Records from a data source:
◇ ◇ ◇ ◇

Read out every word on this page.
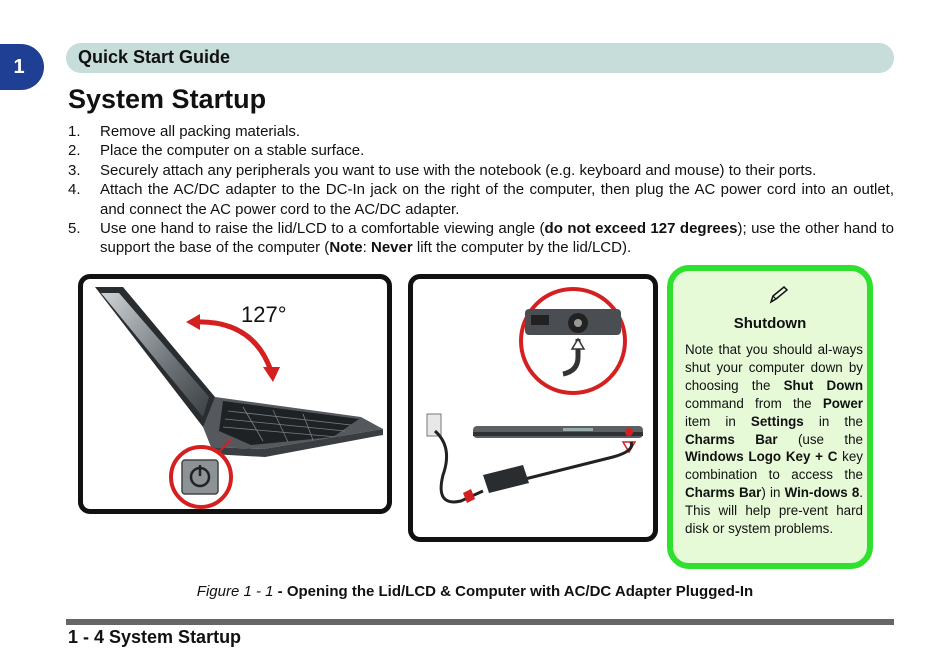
1	Quick Start Guide
System Startup
1. Remove all packing materials.
2. Place the computer on a stable surface.
3. Securely attach any peripherals you want to use with the notebook (e.g. keyboard and mouse) to their ports.
4. Attach the AC/DC adapter to the DC-In jack on the right of the computer, then plug the AC power cord into an outlet, and connect the AC power cord to the AC/DC adapter.
5. Use one hand to raise the lid/LCD to a comfortable viewing angle (do not exceed 127 degrees); use the other hand to support the base of the computer (Note: Never lift the computer by the lid/LCD).
127°	Shutdown
Note that you should al-ways shut your computer down by choosing the Shut Down command from the Power item in Settings in the Charms Bar (use the Windows Logo Key + C key combination to access the Charms Bar) in Win-dows 8. This will help pre-vent hard disk or system problems.
Figure 1 - 1 - Opening the Lid/LCD & Computer with AC/DC Adapter Plugged-In
1 - 4 System Startup
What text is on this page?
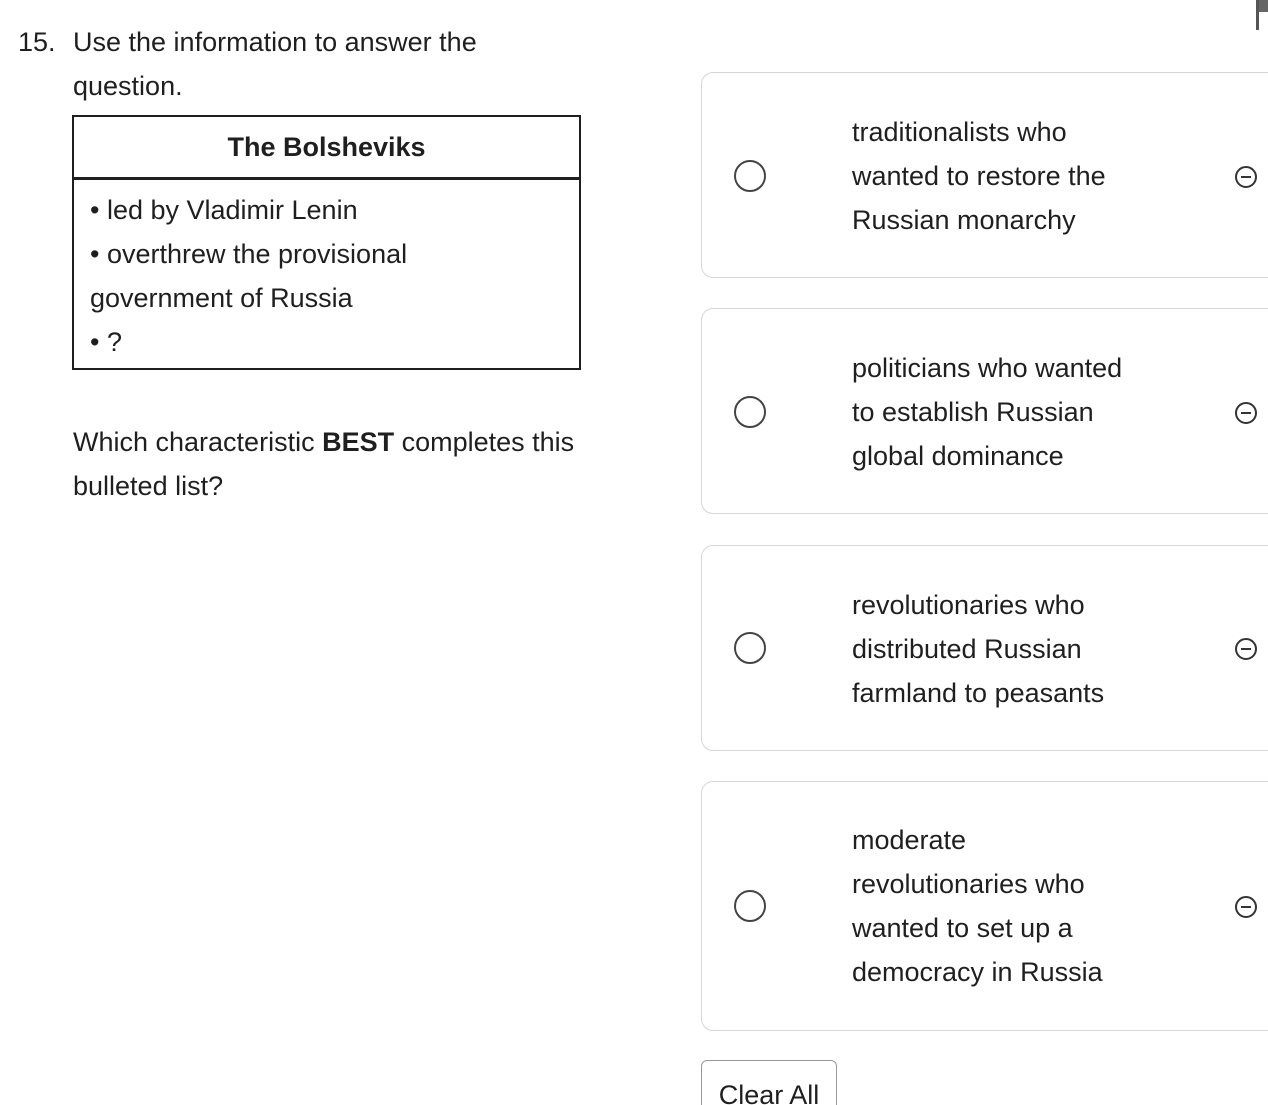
15. Use the information to answer the question.
The Bolsheviks
• led by Vladimir Lenin
• overthrew the provisional
government of Russia
• ?
Which characteristic BEST completes this bulleted list?
traditionalists who
wanted to restore the
Russian monarchy
politicians who wanted
to establish Russian
global dominance
revolutionaries who
distributed Russian
farmland to peasants
moderate
revolutionaries who
wanted to set up a
democracy in Russia
Clear All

◇ ◇ ◇ ◇

Task statement:
Check each line of the entries above for the word "page". List the ones that have it.

Written solution:
Read out every word on this page.
What text is on this page?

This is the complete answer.